What you will do =>
Find each line with the string "Global" and copy it.

(Data items)

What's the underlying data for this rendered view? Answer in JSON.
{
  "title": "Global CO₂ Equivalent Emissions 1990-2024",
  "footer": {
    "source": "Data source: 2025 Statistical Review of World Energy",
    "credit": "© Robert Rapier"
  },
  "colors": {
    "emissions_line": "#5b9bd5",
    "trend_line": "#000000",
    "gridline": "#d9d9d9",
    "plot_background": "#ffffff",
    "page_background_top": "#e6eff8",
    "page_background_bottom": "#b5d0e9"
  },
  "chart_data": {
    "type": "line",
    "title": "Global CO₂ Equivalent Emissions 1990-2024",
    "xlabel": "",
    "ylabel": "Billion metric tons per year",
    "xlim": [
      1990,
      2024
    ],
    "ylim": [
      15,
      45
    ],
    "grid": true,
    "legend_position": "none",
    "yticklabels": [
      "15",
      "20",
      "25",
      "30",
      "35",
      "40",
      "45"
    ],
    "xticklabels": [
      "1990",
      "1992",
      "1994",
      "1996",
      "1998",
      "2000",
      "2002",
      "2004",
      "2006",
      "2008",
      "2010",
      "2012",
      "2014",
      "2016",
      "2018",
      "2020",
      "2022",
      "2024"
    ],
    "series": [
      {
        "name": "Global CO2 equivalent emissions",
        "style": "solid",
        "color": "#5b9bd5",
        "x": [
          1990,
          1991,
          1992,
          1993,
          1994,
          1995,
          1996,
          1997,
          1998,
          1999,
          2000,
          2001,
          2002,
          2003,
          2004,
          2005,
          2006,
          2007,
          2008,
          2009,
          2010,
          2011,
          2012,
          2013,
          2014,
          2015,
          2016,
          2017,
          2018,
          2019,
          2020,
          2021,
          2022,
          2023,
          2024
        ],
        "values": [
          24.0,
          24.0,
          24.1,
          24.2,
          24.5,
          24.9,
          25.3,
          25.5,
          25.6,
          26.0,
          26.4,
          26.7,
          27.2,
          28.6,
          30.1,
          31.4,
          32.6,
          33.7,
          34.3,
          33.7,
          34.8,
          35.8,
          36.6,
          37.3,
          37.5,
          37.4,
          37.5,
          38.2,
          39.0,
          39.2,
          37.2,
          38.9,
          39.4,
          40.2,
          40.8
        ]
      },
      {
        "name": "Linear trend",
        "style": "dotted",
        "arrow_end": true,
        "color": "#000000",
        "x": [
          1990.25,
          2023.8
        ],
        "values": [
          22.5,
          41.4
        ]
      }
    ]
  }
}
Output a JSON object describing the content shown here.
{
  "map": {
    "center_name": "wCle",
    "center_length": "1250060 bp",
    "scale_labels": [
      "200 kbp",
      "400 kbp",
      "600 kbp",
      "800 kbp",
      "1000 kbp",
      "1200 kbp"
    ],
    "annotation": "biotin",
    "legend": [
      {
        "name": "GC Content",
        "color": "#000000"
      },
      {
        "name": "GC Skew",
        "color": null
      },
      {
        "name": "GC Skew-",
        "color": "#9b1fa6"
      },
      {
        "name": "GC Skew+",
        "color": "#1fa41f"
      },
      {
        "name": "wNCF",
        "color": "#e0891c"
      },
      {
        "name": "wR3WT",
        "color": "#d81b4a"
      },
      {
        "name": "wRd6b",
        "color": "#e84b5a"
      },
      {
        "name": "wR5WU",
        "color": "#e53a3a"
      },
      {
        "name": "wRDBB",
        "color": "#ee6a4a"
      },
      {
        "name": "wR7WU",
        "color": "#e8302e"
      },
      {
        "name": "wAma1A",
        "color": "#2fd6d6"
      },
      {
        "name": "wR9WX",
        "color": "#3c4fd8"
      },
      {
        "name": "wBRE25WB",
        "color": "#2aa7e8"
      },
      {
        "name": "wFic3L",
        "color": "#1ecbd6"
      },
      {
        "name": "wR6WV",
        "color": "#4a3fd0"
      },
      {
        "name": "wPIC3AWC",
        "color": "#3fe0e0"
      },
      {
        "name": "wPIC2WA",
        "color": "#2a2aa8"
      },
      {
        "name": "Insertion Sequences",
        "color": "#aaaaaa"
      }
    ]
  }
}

Task response =>
  "title": "Global CO₂ Equivalent Emissions 1990-2024",
    "title": "Global CO₂ Equivalent Emissions 1990-2024",
        "name": "Global CO2 equivalent emissions",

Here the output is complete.